### Work instructions
Set down every entry word for word. Omit the pictures.

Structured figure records
--

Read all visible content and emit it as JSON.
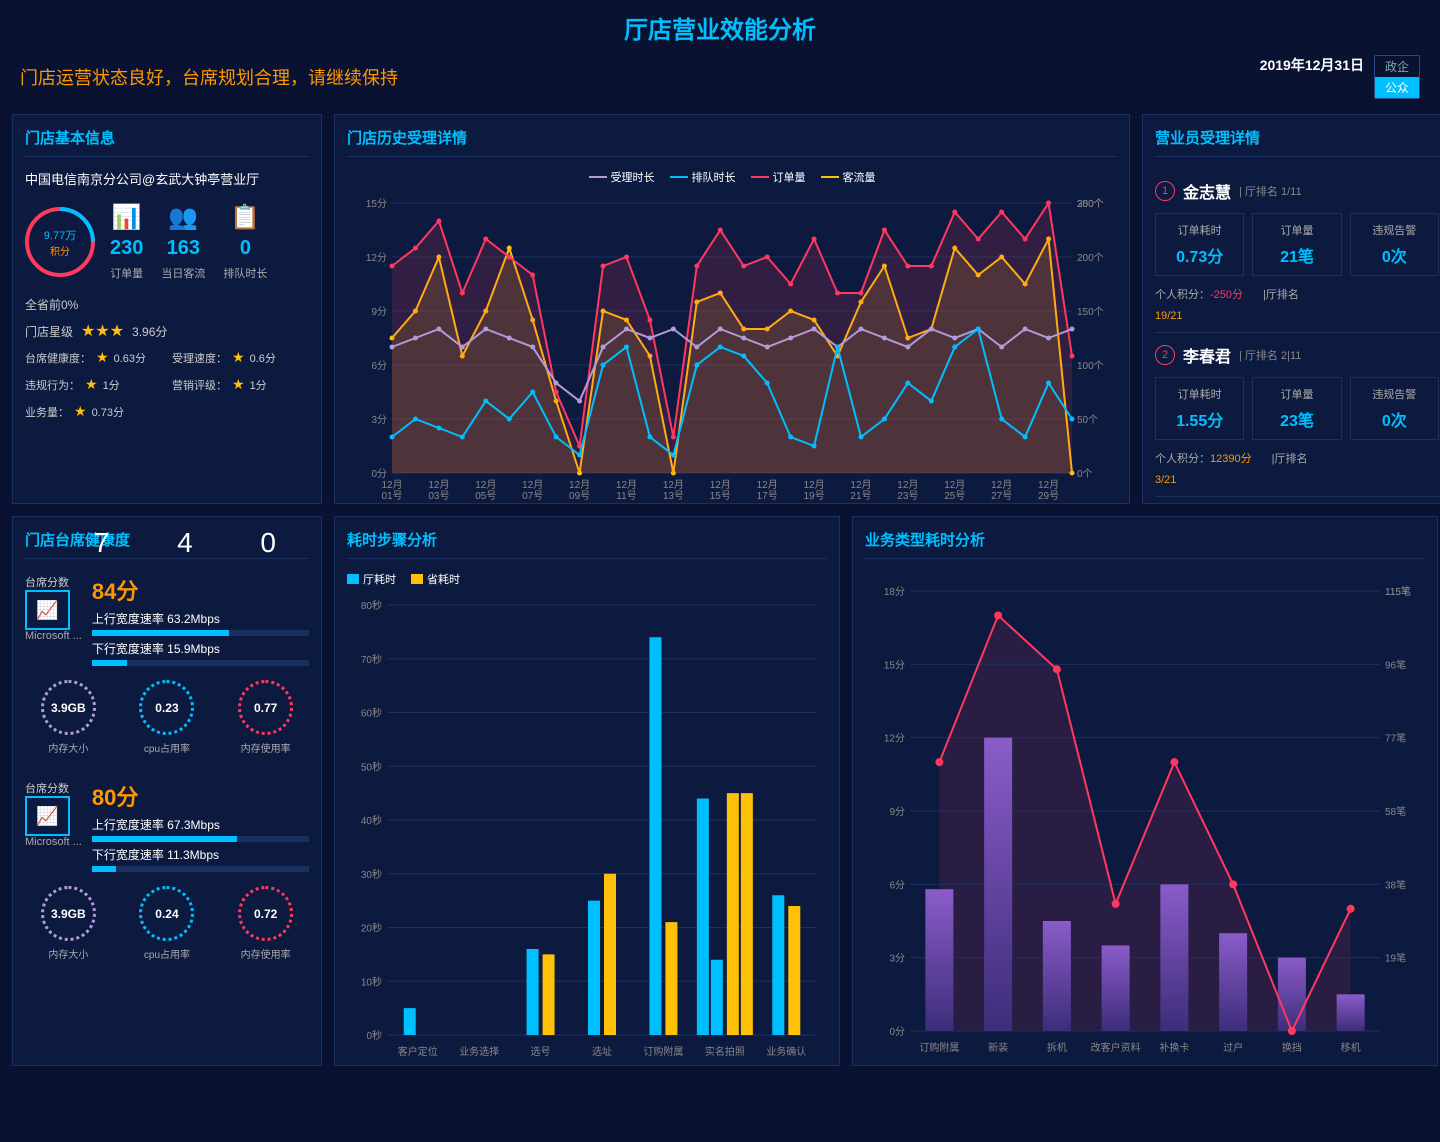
{
  "header": {
    "title": "厅店营业效能分析",
    "subtitle": "门店运营状态良好，台席规划合理，请继续保持",
    "date": "2019年12月31日",
    "tabs": [
      "政企",
      "公众"
    ],
    "active_tab": 1
  },
  "store_info": {
    "title": "门店基本信息",
    "name": "中国电信南京分公司@玄武大钟亭营业厅",
    "score_circle": {
      "value": "9.77万",
      "label": "积分"
    },
    "metrics": [
      {
        "icon": "📊",
        "color": "#00bfff",
        "value": "230",
        "label": "订单量"
      },
      {
        "icon": "👥",
        "color": "#ff3860",
        "value": "163",
        "label": "当日客流"
      },
      {
        "icon": "📋",
        "color": "#00bfff",
        "value": "0",
        "label": "排队时长"
      }
    ],
    "province_rank": "全省前0%",
    "star_label": "门店星级",
    "stars": 3,
    "star_score": "3.96分",
    "details": [
      {
        "label": "台席健康度：",
        "value": "0.63分"
      },
      {
        "label": "受理速度：",
        "value": "0.6分"
      },
      {
        "label": "违规行为：",
        "value": "1分"
      },
      {
        "label": "营销评级：",
        "value": "1分"
      },
      {
        "label": "业务量：",
        "value": "0.73分"
      }
    ]
  },
  "history_chart": {
    "title": "门店历史受理详情",
    "legend": [
      {
        "name": "受理时长",
        "color": "#b19cd9"
      },
      {
        "name": "排队时长",
        "color": "#00bfff"
      },
      {
        "name": "订单量",
        "color": "#ff3860"
      },
      {
        "name": "客流量",
        "color": "#ffc107"
      }
    ],
    "x_labels": [
      "12月01号",
      "12月03号",
      "12月05号",
      "12月07号",
      "12月09号",
      "12月11号",
      "12月13号",
      "12月15号",
      "12月17号",
      "12月19号",
      "12月21号",
      "12月23号",
      "12月25号",
      "12月27号",
      "12月29号"
    ],
    "y_left": {
      "max": 15,
      "step": 3,
      "unit": "分"
    },
    "y_right": {
      "max": 300,
      "step": 50,
      "unit": "个"
    },
    "series": {
      "受理时长": [
        7,
        7.5,
        8,
        7,
        8,
        7.5,
        7,
        5,
        4,
        7,
        8,
        7.5,
        8,
        7,
        8,
        7.5,
        7,
        7.5,
        8,
        7,
        8,
        7.5,
        7,
        8,
        7.5,
        8,
        7,
        8,
        7.5,
        8
      ],
      "排队时长": [
        2,
        3,
        2.5,
        2,
        4,
        3,
        4.5,
        2,
        1,
        6,
        7,
        2,
        1,
        6,
        7,
        6.5,
        5,
        2,
        1.5,
        7,
        2,
        3,
        5,
        4,
        7,
        8,
        3,
        2,
        5,
        3
      ],
      "订单量": [
        230,
        250,
        280,
        200,
        260,
        240,
        220,
        90,
        30,
        230,
        240,
        170,
        40,
        230,
        270,
        230,
        240,
        210,
        260,
        200,
        200,
        270,
        230,
        230,
        290,
        260,
        290,
        260,
        300,
        130
      ],
      "客流量": [
        150,
        180,
        240,
        130,
        180,
        250,
        170,
        80,
        0,
        180,
        170,
        130,
        0,
        190,
        200,
        160,
        160,
        180,
        170,
        130,
        190,
        230,
        150,
        160,
        250,
        220,
        240,
        210,
        260,
        0
      ]
    }
  },
  "employees": {
    "title": "营业员受理详情",
    "list": [
      {
        "rank": 1,
        "name": "金志慧",
        "hall_rank": "1/11",
        "stats": [
          {
            "label": "订单耗时",
            "value": "0.73分"
          },
          {
            "label": "订单量",
            "value": "21笔"
          },
          {
            "label": "违规告警",
            "value": "0次"
          }
        ],
        "points_label": "个人积分：",
        "points": "-250分",
        "points_class": "neg",
        "rank2_label": "|厅排名",
        "rank2": "19/21"
      },
      {
        "rank": 2,
        "name": "李春君",
        "hall_rank": "2|11",
        "stats": [
          {
            "label": "订单耗时",
            "value": "1.55分"
          },
          {
            "label": "订单量",
            "value": "23笔"
          },
          {
            "label": "违规告警",
            "value": "0次"
          }
        ],
        "points_label": "个人积分：",
        "points": "12390分",
        "points_class": "pos",
        "rank2_label": "|厅排名",
        "rank2": "3/21"
      }
    ]
  },
  "health": {
    "title": "门店台席健康度",
    "bignum": "740",
    "blocks": [
      {
        "label": "台席分数",
        "score": "84分",
        "system": "Microsoft ...",
        "up_label": "上行宽度速率",
        "up": "63.2Mbps",
        "up_pct": 63,
        "down_label": "下行宽度速率",
        "down": "15.9Mbps",
        "down_pct": 16,
        "gauges": [
          {
            "value": "3.9GB",
            "label": "内存大小",
            "color": "#b19cd9"
          },
          {
            "value": "0.23",
            "label": "cpu占用率",
            "color": "#00bfff"
          },
          {
            "value": "0.77",
            "label": "内存使用率",
            "color": "#ff3860"
          }
        ]
      },
      {
        "label": "台席分数",
        "score": "80分",
        "system": "Microsoft ...",
        "up_label": "上行宽度速率",
        "up": "67.3Mbps",
        "up_pct": 67,
        "down_label": "下行宽度速率",
        "down": "11.3Mbps",
        "down_pct": 11,
        "gauges": [
          {
            "value": "3.9GB",
            "label": "内存大小",
            "color": "#b19cd9"
          },
          {
            "value": "0.24",
            "label": "cpu占用率",
            "color": "#00bfff"
          },
          {
            "value": "0.72",
            "label": "内存使用率",
            "color": "#ff3860"
          }
        ]
      }
    ]
  },
  "step_chart": {
    "title": "耗时步骤分析",
    "legend": [
      {
        "name": "厅耗时",
        "color": "#00bfff"
      },
      {
        "name": "省耗时",
        "color": "#ffc107"
      }
    ],
    "x_labels": [
      "客户定位",
      "业务选择",
      "选号",
      "选址",
      "订购附属",
      "实名拍照",
      "业务确认"
    ],
    "y_max": 80,
    "y_step": 10,
    "y_unit": "秒",
    "series": {
      "厅耗时": [
        5,
        0,
        16,
        25,
        74,
        14,
        44,
        26
      ],
      "省耗时": [
        0,
        0,
        15,
        30,
        21,
        0,
        45,
        45,
        24
      ]
    },
    "hall": [
      5,
      0,
      16,
      25,
      74,
      14,
      26
    ],
    "prov": [
      0,
      0,
      15,
      30,
      21,
      45,
      24
    ],
    "extra_hall": [
      0,
      0,
      0,
      0,
      0,
      44,
      0
    ],
    "extra_prov": [
      0,
      0,
      0,
      0,
      0,
      45,
      0
    ]
  },
  "biz_chart": {
    "title": "业务类型耗时分析",
    "x_labels": [
      "订购附属",
      "新装",
      "拆机",
      "改客户资料",
      "补换卡",
      "过户",
      "换挡",
      "移机"
    ],
    "y_left": {
      "max": 18,
      "step": 3,
      "unit": "分"
    },
    "y_right": {
      "max": 115,
      "step": 20,
      "unit": "笔"
    },
    "bars": [
      5.8,
      12,
      4.5,
      3.5,
      6,
      4,
      3,
      1.5
    ],
    "line": [
      11,
      17,
      14.8,
      5.2,
      11,
      6,
      0,
      5
    ],
    "bar_colors": [
      "#4a3d8f",
      "#6b4ba8"
    ],
    "line_color": "#ff3860"
  },
  "colors": {
    "bg": "#0a1232",
    "panel": "#0d1a3f",
    "border": "#1a3060",
    "accent": "#00bfff",
    "warn": "#ff9800",
    "danger": "#ff3860",
    "yellow": "#ffc107",
    "purple": "#b19cd9"
  }
}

--

### Exercise result
Read all visible content and emit it as JSON.
{
  "header": {
    "title": "厅店营业效能分析",
    "subtitle": "门店运营状态良好，台席规划合理，请继续保持",
    "date": "2019年12月31日",
    "tabs": [
      "政企",
      "公众"
    ],
    "active_tab": 1
  },
  "store_info": {
    "title": "门店基本信息",
    "name": "中国电信南京分公司@玄武大钟亭营业厅",
    "score_circle": {
      "value": "9.77万",
      "label": "积分"
    },
    "metrics": [
      {
        "icon": "📊",
        "color": "#00bfff",
        "value": "230",
        "label": "订单量"
      },
      {
        "icon": "👥",
        "color": "#ff3860",
        "value": "163",
        "label": "当日客流"
      },
      {
        "icon": "📋",
        "color": "#00bfff",
        "value": "0",
        "label": "排队时长"
      }
    ],
    "province_rank": "全省前0%",
    "star_label": "门店星级",
    "stars": 3,
    "star_score": "3.96分",
    "details": [
      {
        "label": "台席健康度：",
        "value": "0.63分"
      },
      {
        "label": "受理速度：",
        "value": "0.6分"
      },
      {
        "label": "违规行为：",
        "value": "1分"
      },
      {
        "label": "营销评级：",
        "value": "1分"
      },
      {
        "label": "业务量：",
        "value": "0.73分"
      }
    ]
  },
  "history_chart": {
    "title": "门店历史受理详情",
    "legend": [
      {
        "name": "受理时长",
        "color": "#b19cd9"
      },
      {
        "name": "排队时长",
        "color": "#00bfff"
      },
      {
        "name": "订单量",
        "color": "#ff3860"
      },
      {
        "name": "客流量",
        "color": "#ffc107"
      }
    ],
    "x_labels": [
      "12月01号",
      "12月03号",
      "12月05号",
      "12月07号",
      "12月09号",
      "12月11号",
      "12月13号",
      "12月15号",
      "12月17号",
      "12月19号",
      "12月21号",
      "12月23号",
      "12月25号",
      "12月27号",
      "12月29号"
    ],
    "y_left": {
      "max": 15,
      "step": 3,
      "unit": "分"
    },
    "y_right": {
      "max": 300,
      "step": 50,
      "unit": "个"
    },
    "series": {
      "受理时长": [
        7,
        7.5,
        8,
        7,
        8,
        7.5,
        7,
        5,
        4,
        7,
        8,
        7.5,
        8,
        7,
        8,
        7.5,
        7,
        7.5,
        8,
        7,
        8,
        7.5,
        7,
        8,
        7.5,
        8,
        7,
        8,
        7.5,
        8
      ],
      "排队时长": [
        2,
        3,
        2.5,
        2,
        4,
        3,
        4.5,
        2,
        1,
        6,
        7,
        2,
        1,
        6,
        7,
        6.5,
        5,
        2,
        1.5,
        7,
        2,
        3,
        5,
        4,
        7,
        8,
        3,
        2,
        5,
        3
      ],
      "订单量": [
        230,
        250,
        280,
        200,
        260,
        240,
        220,
        90,
        30,
        230,
        240,
        170,
        40,
        230,
        270,
        230,
        240,
        210,
        260,
        200,
        200,
        270,
        230,
        230,
        290,
        260,
        290,
        260,
        300,
        130
      ],
      "客流量": [
        150,
        180,
        240,
        130,
        180,
        250,
        170,
        80,
        0,
        180,
        170,
        130,
        0,
        190,
        200,
        160,
        160,
        180,
        170,
        130,
        190,
        230,
        150,
        160,
        250,
        220,
        240,
        210,
        260,
        0
      ]
    }
  },
  "employees": {
    "title": "营业员受理详情",
    "list": [
      {
        "rank": 1,
        "name": "金志慧",
        "hall_rank": "1/11",
        "stats": [
          {
            "label": "订单耗时",
            "value": "0.73分"
          },
          {
            "label": "订单量",
            "value": "21笔"
          },
          {
            "label": "违规告警",
            "value": "0次"
          }
        ],
        "points_label": "个人积分：",
        "points": "-250分",
        "points_class": "neg",
        "rank2_label": "|厅排名",
        "rank2": "19/21"
      },
      {
        "rank": 2,
        "name": "李春君",
        "hall_rank": "2|11",
        "stats": [
          {
            "label": "订单耗时",
            "value": "1.55分"
          },
          {
            "label": "订单量",
            "value": "23笔"
          },
          {
            "label": "违规告警",
            "value": "0次"
          }
        ],
        "points_label": "个人积分：",
        "points": "12390分",
        "points_class": "pos",
        "rank2_label": "|厅排名",
        "rank2": "3/21"
      }
    ]
  },
  "health": {
    "title": "门店台席健康度",
    "bignum": "740",
    "blocks": [
      {
        "label": "台席分数",
        "score": "84分",
        "system": "Microsoft ...",
        "up_label": "上行宽度速率",
        "up": "63.2Mbps",
        "up_pct": 63,
        "down_label": "下行宽度速率",
        "down": "15.9Mbps",
        "down_pct": 16,
        "gauges": [
          {
            "value": "3.9GB",
            "label": "内存大小",
            "color": "#b19cd9"
          },
          {
            "value": "0.23",
            "label": "cpu占用率",
            "color": "#00bfff"
          },
          {
            "value": "0.77",
            "label": "内存使用率",
            "color": "#ff3860"
          }
        ]
      },
      {
        "label": "台席分数",
        "score": "80分",
        "system": "Microsoft ...",
        "up_label": "上行宽度速率",
        "up": "67.3Mbps",
        "up_pct": 67,
        "down_label": "下行宽度速率",
        "down": "11.3Mbps",
        "down_pct": 11,
        "gauges": [
          {
            "value": "3.9GB",
            "label": "内存大小",
            "color": "#b19cd9"
          },
          {
            "value": "0.24",
            "label": "cpu占用率",
            "color": "#00bfff"
          },
          {
            "value": "0.72",
            "label": "内存使用率",
            "color": "#ff3860"
          }
        ]
      }
    ]
  },
  "step_chart": {
    "title": "耗时步骤分析",
    "legend": [
      {
        "name": "厅耗时",
        "color": "#00bfff"
      },
      {
        "name": "省耗时",
        "color": "#ffc107"
      }
    ],
    "x_labels": [
      "客户定位",
      "业务选择",
      "选号",
      "选址",
      "订购附属",
      "实名拍照",
      "业务确认"
    ],
    "y_max": 80,
    "y_step": 10,
    "y_unit": "秒",
    "series": {
      "厅耗时": [
        5,
        0,
        16,
        25,
        74,
        14,
        44,
        26
      ],
      "省耗时": [
        0,
        0,
        15,
        30,
        21,
        0,
        45,
        45,
        24
      ]
    },
    "hall": [
      5,
      0,
      16,
      25,
      74,
      14,
      26
    ],
    "prov": [
      0,
      0,
      15,
      30,
      21,
      45,
      24
    ],
    "extra_hall": [
      0,
      0,
      0,
      0,
      0,
      44,
      0
    ],
    "extra_prov": [
      0,
      0,
      0,
      0,
      0,
      45,
      0
    ]
  },
  "biz_chart": {
    "title": "业务类型耗时分析",
    "x_labels": [
      "订购附属",
      "新装",
      "拆机",
      "改客户资料",
      "补换卡",
      "过户",
      "换挡",
      "移机"
    ],
    "y_left": {
      "max": 18,
      "step": 3,
      "unit": "分"
    },
    "y_right": {
      "max": 115,
      "step": 20,
      "unit": "笔"
    },
    "bars": [
      5.8,
      12,
      4.5,
      3.5,
      6,
      4,
      3,
      1.5
    ],
    "line": [
      11,
      17,
      14.8,
      5.2,
      11,
      6,
      0,
      5
    ],
    "bar_colors": [
      "#4a3d8f",
      "#6b4ba8"
    ],
    "line_color": "#ff3860"
  },
  "colors": {
    "bg": "#0a1232",
    "panel": "#0d1a3f",
    "border": "#1a3060",
    "accent": "#00bfff",
    "warn": "#ff9800",
    "danger": "#ff3860",
    "yellow": "#ffc107",
    "purple": "#b19cd9"
  }
}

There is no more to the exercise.